WORK TO BE COMPLETED:
In the data below, return verbatim the lines from the one with "page-header: ГОСТ 7730—89" to the one with "amendment-label: (Измененная редакция, Изм.", including both.

PROVIDED RECORDS:

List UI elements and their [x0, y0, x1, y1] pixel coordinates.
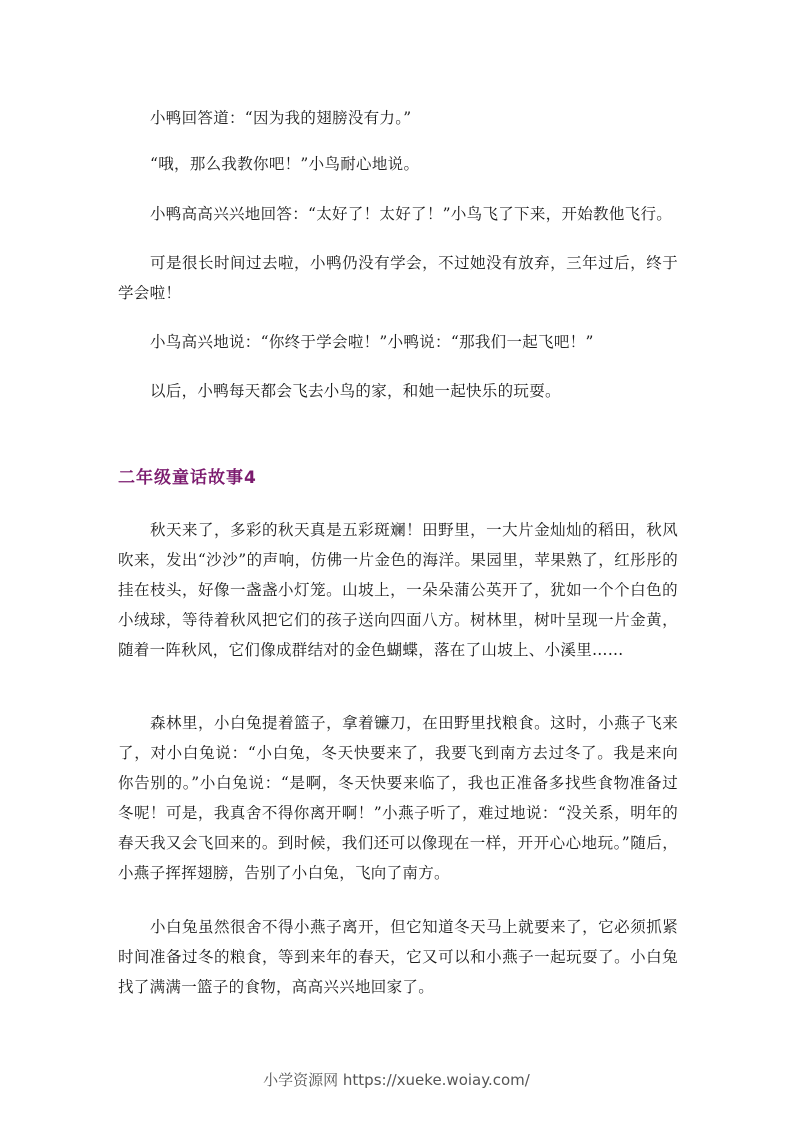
paragraph: 小鸭高高兴兴地回答：“太好了！太好了！”小鸟飞了下来，开始教他飞行。 — [150, 205, 673, 223]
footer-source-link: 小学资源网 https://xueke.woiay.com/ — [263, 1071, 530, 1089]
paragraph: 小鸟高兴地说：“你终于学会啦！”小鸭说：“那我们一起飞吧！” — [150, 333, 594, 351]
paragraph: 可是很长时间过去啦，小鸭仍没有学会，不过她没有放弃，三年过后，终于学会啦！ — [118, 254, 678, 302]
paragraph: 以后，小鸭每天都会飞去小鸟的家，和她一起快乐的玩耍。 — [150, 382, 561, 400]
section-heading: 二年级童话故事4 — [118, 468, 257, 488]
paragraph: “哦，那么我教你吧！”小鸟耐心地说。 — [150, 155, 420, 173]
paragraph: 秋天来了，多彩的秋天真是五彩斑斓！田野里，一大片金灿灿的稻田，秋风吹来，发出“沙沙”的声响，仿佛一片金色的海洋。果园里，苹果熟了，红彤彤的挂在枝头，好像一盏盏小灯笼。山坡上，一朵朵蒲公英开了，犹如一个个白色的小绒球，等待着秋风把它们的孩子送向四面八方。树林里，树叶呈现一片金黄，随着一阵秋风，它们像成群结对的金色蝴蝶，落在了山坡上、小溪里…… — [118, 521, 678, 659]
paragraph: 森林里，小白兔提着篮子，拿着镰刀，在田野里找粮食。这时，小燕子飞来了，对小白兔说：“小白兔，冬天快要来了，我要飞到南方去过冬了。我是来向你告别的。”小白兔说：“是啊，冬天快要来临了，我也正准备多找些食物准备过冬呢！可是，我真舍不得你离开啊！”小燕子听了，难过地说：“没关系，明年的春天我又会飞回来的。到时候，我们还可以像现在一样，开开心心地玩。”随后，小燕子挥挥翅膀，告别了小白兔，飞向了南方。 — [118, 714, 678, 882]
paragraph: 小白兔虽然很舍不得小燕子离开，但它知道冬天马上就要来了，它必须抓紧时间准备过冬的粮食，等到来年的春天，它又可以和小燕子一起玩耍了。小白兔找了满满一篮子的食物，高高兴兴地回家了。 — [118, 918, 678, 996]
paragraph: 小鸭回答道：“因为我的翅膀没有力。” — [150, 109, 412, 127]
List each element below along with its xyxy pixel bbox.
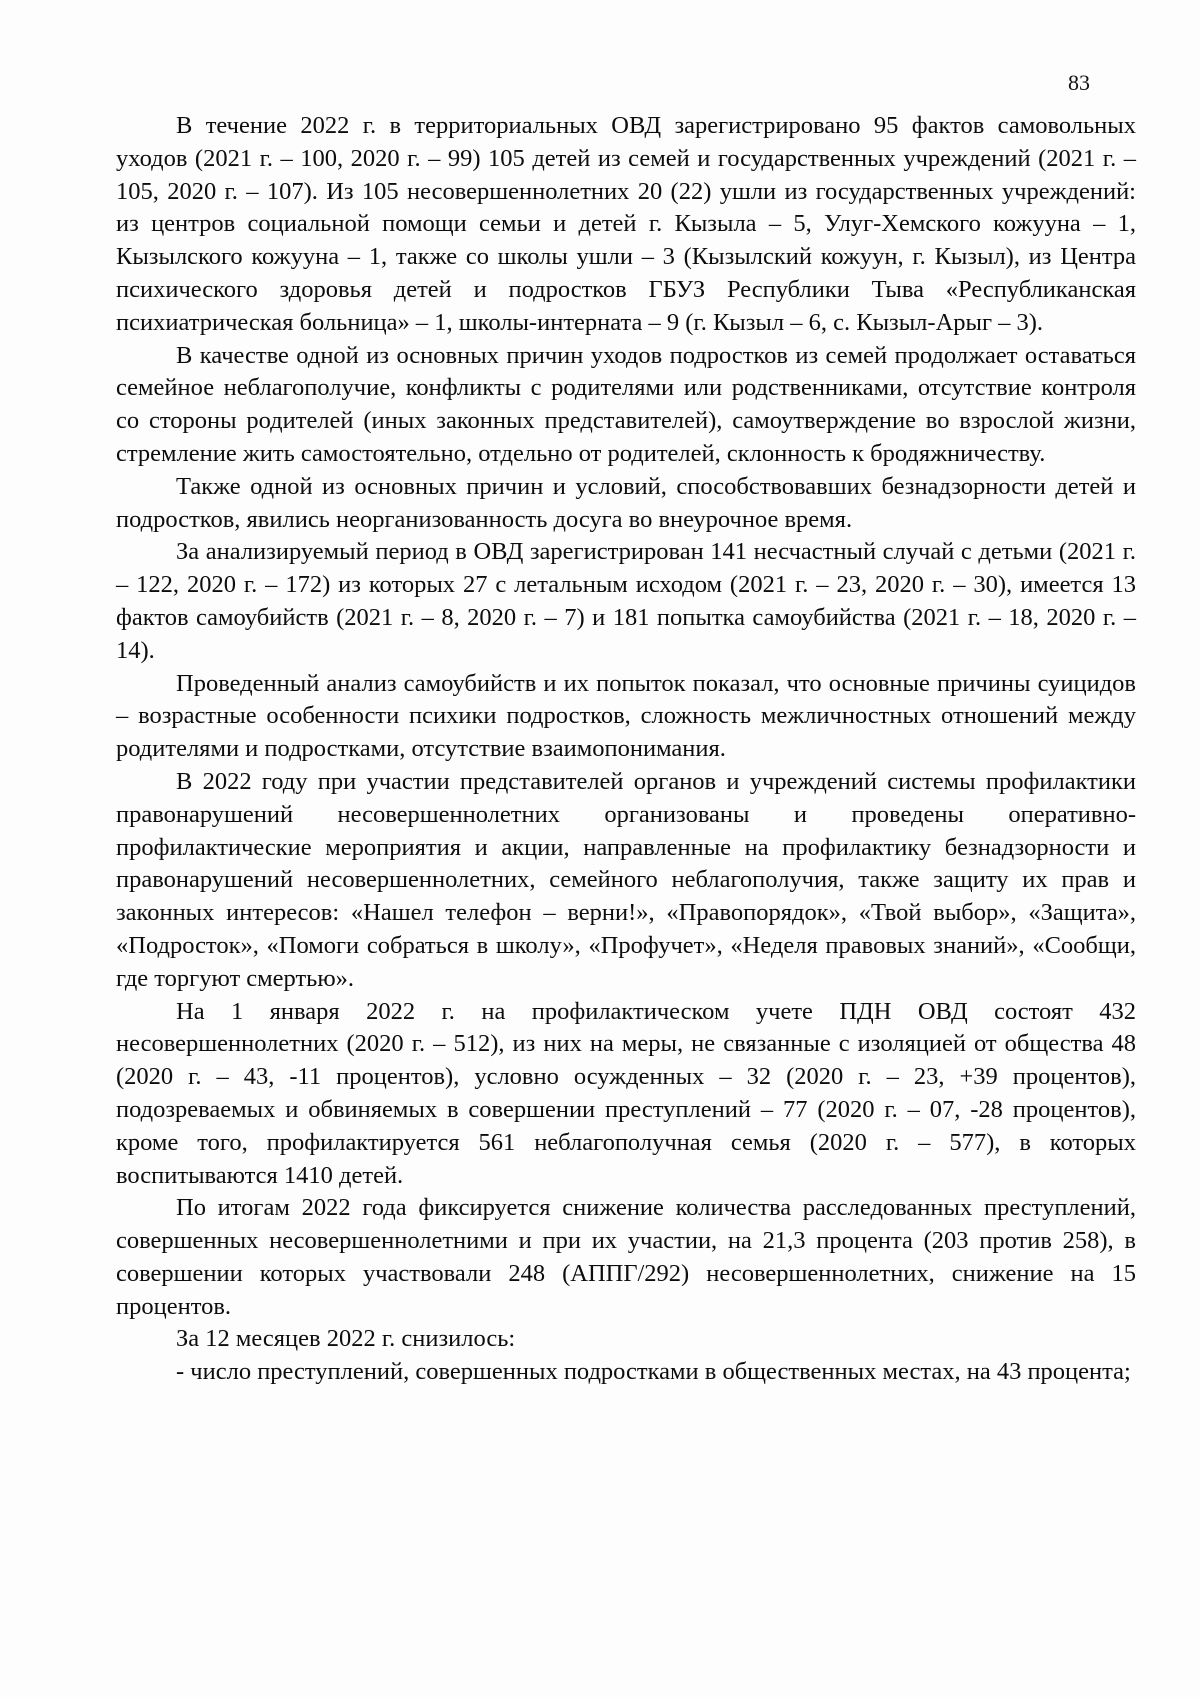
document-body bbox=[116, 110, 1136, 1389]
page-number: 83 bbox=[1068, 70, 1090, 95]
paragraph-accidents: За анализируемый период в ОВД зарегистрирован 141 несчастный случай с детьми (2021 г. – 122, 2020 г. – 172) из которых 27 с летальным исходом (2021 г. – 23, 2020 г. – 30), имеется 13 фактов самоубийств (2021 г. – 8, 2020 г. – 7) и 181 попытка самоубийства (2021 г. – 18, 2020 г. – 14). bbox=[116, 538, 1136, 664]
paragraph-runaway-causes: В качестве одной из основных причин уходов подростков из семей продолжает оставаться семейное неблагополучие, конфликты с родителями или родственниками, отсутствие контроля со стороны родителей (иных законных представителей), самоутверждение во взрослой жизни, стремление жить самостоятельно, отдельно от родителей, склонность к бродяжничеству. bbox=[116, 341, 1136, 467]
paragraph-crime-results: По итогам 2022 года фиксируется снижение количества расследованных преступлений, совершенных несовершеннолетними и при их участии, на 21,3 процента (203 против 258), в совершении которых участвовали 248 (АППГ/292) несовершеннолетних, снижение на 15 процентов. bbox=[116, 1194, 1136, 1320]
paragraph-prevention-actions: В 2022 году при участии представителей органов и учреждений системы профилактики правонарушений несовершеннолетних организованы и проведены оперативно-профилактические мероприятия и акции, направленные на профилактику безнадзорности и правонарушений несовершеннолетних, семейного неблагополучия, также защиту их прав и законных интересов: «Нашел телефон – верни!», «Правопорядок», «Твой выбор», «Защита», «Подросток», «Помоги собраться в школу», «Профучет», «Неделя правовых знаний», «Сообщи, где торгуют смертью». bbox=[116, 767, 1136, 992]
list-item-public-places: - число преступлений, совершенных подростками в общественных местах, на 43 процента; bbox=[176, 1358, 1131, 1386]
paragraph-neglect-causes: Также одной из основных причин и условий, способствовавших безнадзорности детей и подростков, явились неорганизованность досуга во внеурочное время. bbox=[116, 472, 1136, 533]
paragraph-runaways: В течение 2022 г. в территориальных ОВД зарегистрировано 95 фактов самовольных уходов (2021 г. – 100, 2020 г. – 99) 105 детей из семей и государственных учреждений (2021 г. – 105, 2020 г. – 107). Из 105 несовершеннолетних 20 (22) ушли из государственных учреждений: из центров социальной помощи семьи и детей г. Кызыла – 5, Улуг-Хемского кожууна – 1, Кызылского кожууна – 1, также со школы ушли – 3 (Кызылский кожуун, г. Кызыл), из Центра психического здоровья детей и подростков ГБУЗ Республики Тыва «Республиканская психиатрическая больница» – 1, школы-интерната – 9 (г. Кызыл – 6, с. Кызыл-Арыг – 3). bbox=[116, 112, 1136, 336]
paragraph-suicide-analysis: Проведенный анализ самоубийств и их попыток показал, что основные причины суицидов – возрастные особенности психики подростков, сложность межличностных отношений между родителями и подростками, отсутствие взаимопонимания. bbox=[116, 669, 1136, 763]
paragraph-decrease-intro: За 12 месяцев 2022 г. снизилось: bbox=[176, 1325, 516, 1353]
paragraph-registry-stats: На 1 января 2022 г. на профилактическом учете ПДН ОВД состоят 432 несовершеннолетних (2020 г. – 512), из них на меры, не связанные с изоляцией от общества 48 (2020 г. – 43, -11 процентов), условно осужденных – 32 (2020 г. – 23, +39 процентов), подозреваемых и обвиняемых в совершении преступлений – 77 (2020 г. – 07, -28 процентов), кроме того, профилактируется 561 неблагополучная семья (2020 г. – 577), в которых воспитываются 1410 детей. bbox=[116, 997, 1136, 1189]
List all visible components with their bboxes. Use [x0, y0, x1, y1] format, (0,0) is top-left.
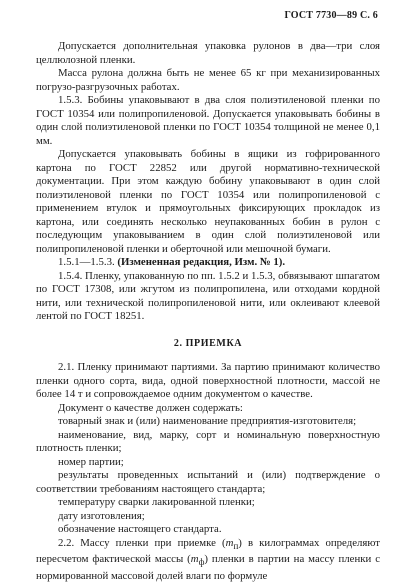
page-header: ГОСТ 7730—89 С. 6 — [284, 10, 378, 21]
text-run: ) в килограммах определяют пересчетом фактической массы ( — [36, 536, 380, 566]
subscript: п — [233, 540, 239, 551]
symbol-m: m — [225, 536, 234, 549]
paragraph: Документ о качестве должен содержать: — [58, 401, 243, 414]
subscript: ф — [198, 557, 205, 568]
paragraph: 1.5.4. Пленку, упакованную по пп. 1.5.2 и 1.5.3, обвязывают шпагатом по ГОСТ 17308, или жгутом из полипропилена, или отходами кордной нити, или технической полипропиленовой нити, или оклеивают клеевой лентой по ГОСТ 18251. — [36, 269, 380, 322]
paragraph: 1.5.3. Бобины упаковывают в два слоя полиэтиленовой пленки по ГОСТ 10354 или полипропиленовой. Допускается упаковывать бобины в один слой полиэтиленовой пленки по ГОСТ 10354 толщиной не менее 0,1 мм. — [36, 94, 380, 147]
amendment-label: (Измененная редакция, Изм. № 1). — [117, 256, 286, 268]
list-item: температуру сварки лакированной пленки; — [58, 496, 255, 508]
amendment-prefix: 1.5.1—1.5.3. — [58, 256, 118, 268]
list-item: номер партии; — [58, 455, 124, 468]
list-item: обозначение настоящего стандарта. — [58, 523, 222, 535]
document-body — [36, 40, 380, 583]
text-run: 2.2. Массу пленки при приемке ( — [58, 536, 226, 549]
section-title: 2. ПРИЕМКА — [173, 337, 243, 349]
paragraph: Масса рулона должна быть не менее 65 кг при механизированных погрузо-разгрузочных работах. — [36, 67, 380, 93]
list-item: наименование, вид, марку, сорт и номинальную поверхностную плотность пленки; — [36, 428, 380, 454]
paragraph: Допускается дополнительная упаковка рулонов в два—три слоя целлюлозной пленки. — [36, 40, 380, 66]
list-item: результаты проведенных испытаний и (или) подтверждение о соответствии требованиям настоящего стандарта; — [36, 469, 380, 495]
list-item: дату изготовления; — [58, 509, 145, 522]
paragraph: 2.1. Пленку принимают партиями. За партию принимают количество пленки одного сорта, вида, одной поверхностной плотности, массой не более 14 т и сопровождаемое одним документом о качестве. — [36, 361, 380, 400]
paragraph-mass — [36, 537, 380, 583]
symbol-m: m — [190, 553, 199, 566]
text-run: ) пленки в партии на массу пленки с нормированной массовой долей влаги по формуле — [36, 553, 380, 582]
list-item: товарный знак и (или) наименование предприятия-изготовителя; — [58, 415, 357, 427]
paragraph: Допускается упаковывать бобины в ящики из гофрированного картона по ГОСТ 22852 или другой нормативно-технической документации. При этом каждую бобину упаковывают в один слой полиэтиленовой пленки по ГОСТ 10354 или полипропиленовой с применением втулок и прямоугольных фиксирующих прокладок из картона, или соединять несколько неупакованных бобин в рулон с последующим упаковыванием в один слой полиэтиленовой или полипропиленовой пленки и оберточной или мешочной бумаги. — [36, 148, 380, 255]
amendment-note — [36, 256, 380, 270]
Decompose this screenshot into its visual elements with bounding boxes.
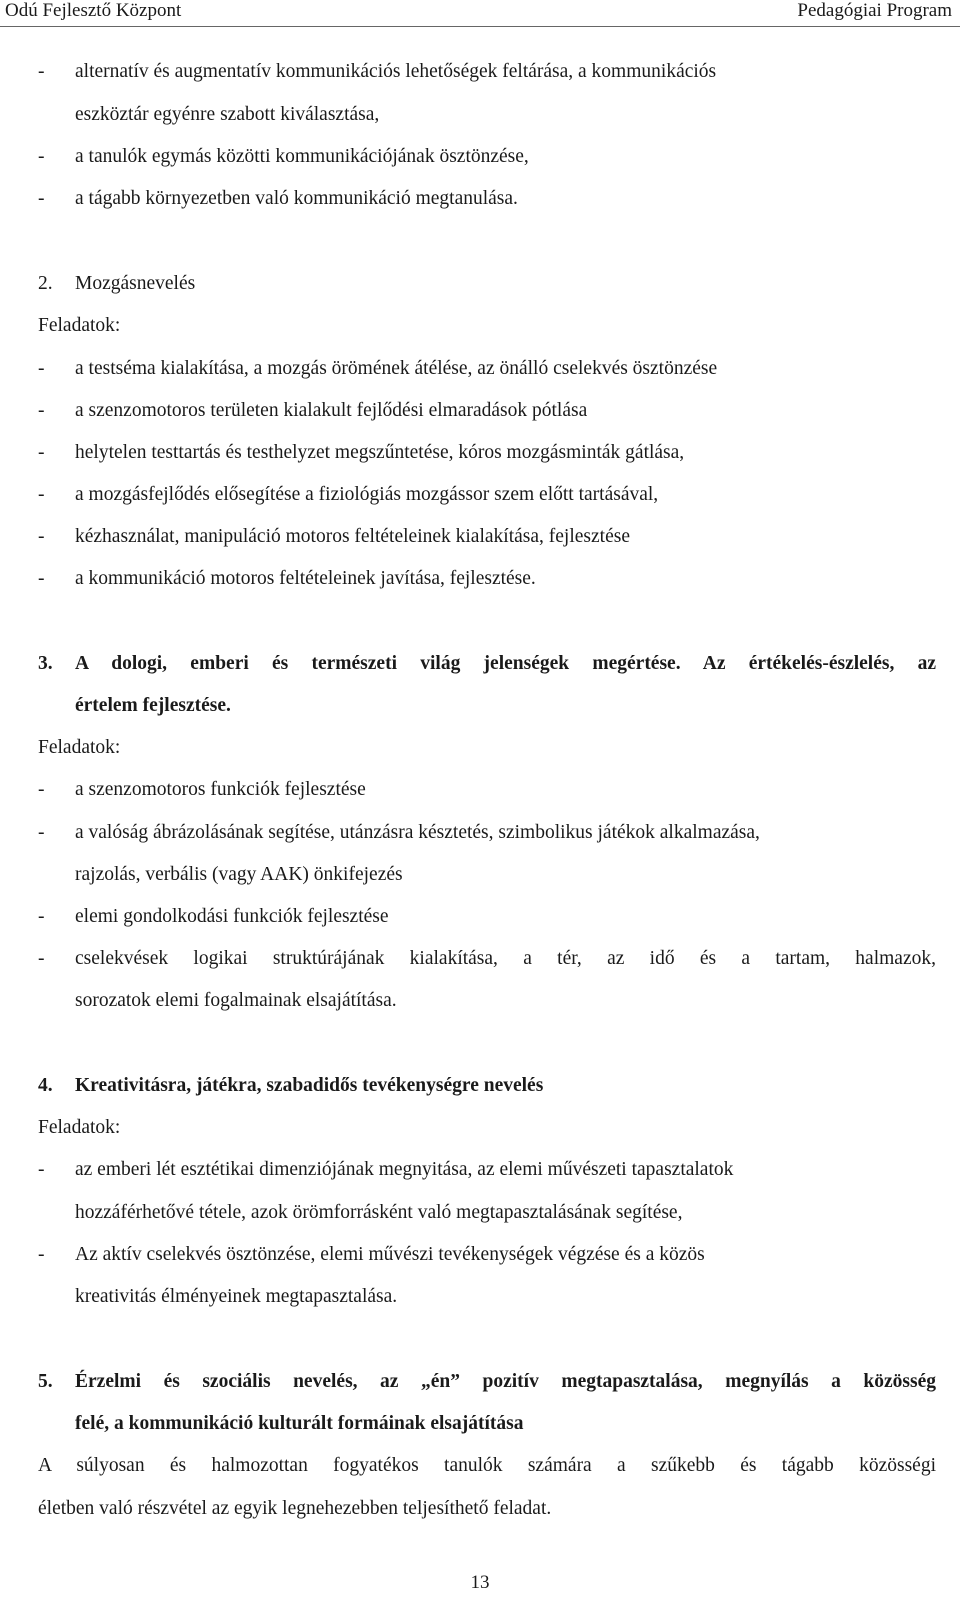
paragraph-line: A súlyosan és halmozottan fogyatékos tanulók számára a szűkebb és tágabb közösségi: [38, 1455, 936, 1476]
section-label: Feladatok:: [38, 737, 121, 758]
paragraph-line: életben való részvétel az egyik legnehezebben teljesíthető feladat.: [38, 1498, 552, 1519]
page-number: 13: [470, 1572, 490, 1593]
header-organization: Odú Fejlesztő Központ: [5, 0, 182, 21]
section-label: Feladatok:: [38, 315, 121, 336]
section-label: Feladatok:: [38, 1117, 121, 1138]
header-rule: [0, 26, 960, 27]
header-document-title: Pedagógiai Program: [797, 0, 952, 21]
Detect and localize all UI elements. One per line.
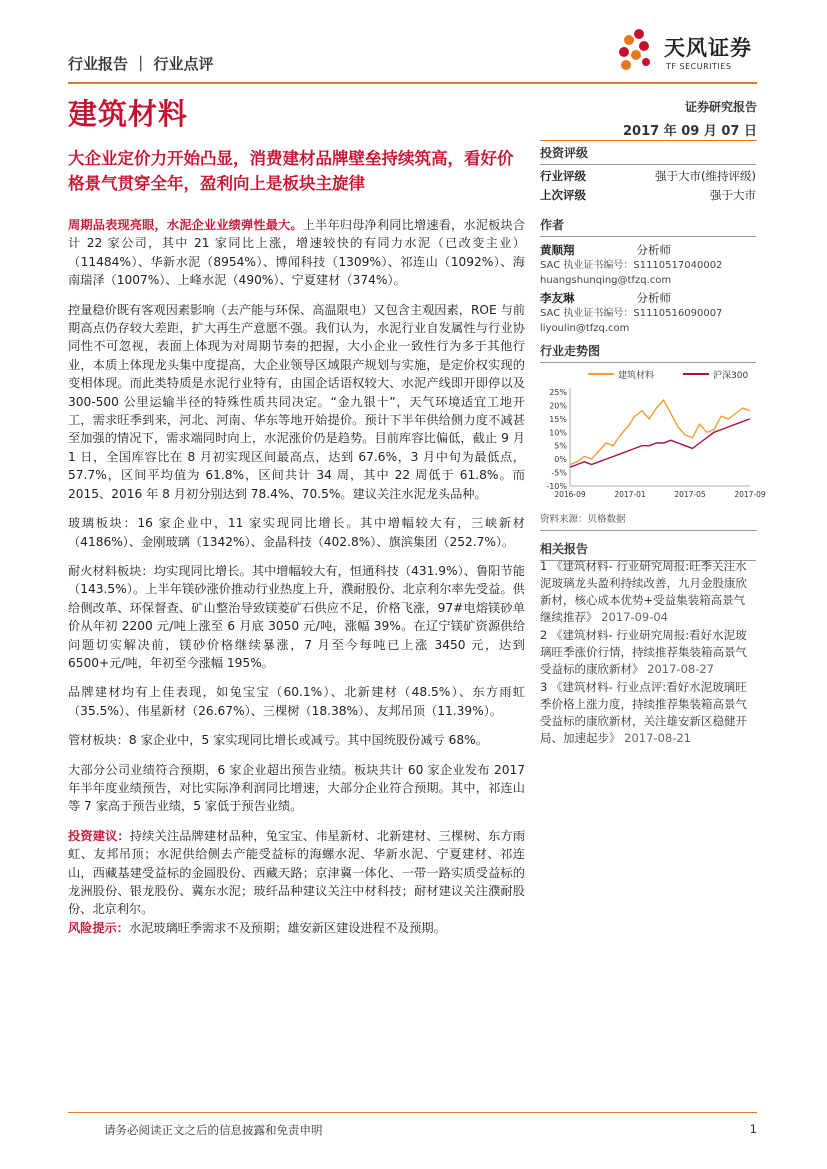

CORRECT RESULT:
page-header: ГОСТ 7730—89 С. 6 — [284, 10, 378, 21]
text-run: ) в килограммах определяют пересчетом фактической массы ( — [36, 536, 380, 566]
subscript: п — [233, 540, 239, 551]
symbol-m: m — [225, 536, 234, 549]
paragraph: Документ о качестве должен содержать: — [58, 401, 243, 414]
subscript: ф — [198, 557, 205, 568]
paragraph: 1.5.4. Пленку, упакованную по пп. 1.5.2 и 1.5.3, обвязывают шпагатом по ГОСТ 17308, или жгутом из полипропилена, или отходами кордной нити, или технической полипропиленовой нити, или оклеивают клеевой лентой по ГОСТ 18251. — [36, 269, 380, 322]
paragraph: 1.5.3. Бобины упаковывают в два слоя полиэтиленовой пленки по ГОСТ 10354 или полипропиленовой. Допускается упаковывать бобины в один слой полиэтиленовой пленки по ГОСТ 10354 толщиной не менее 0,1 мм. — [36, 94, 380, 147]
amendment-label: (Измененная редакция, Изм. № 1). — [117, 256, 286, 268]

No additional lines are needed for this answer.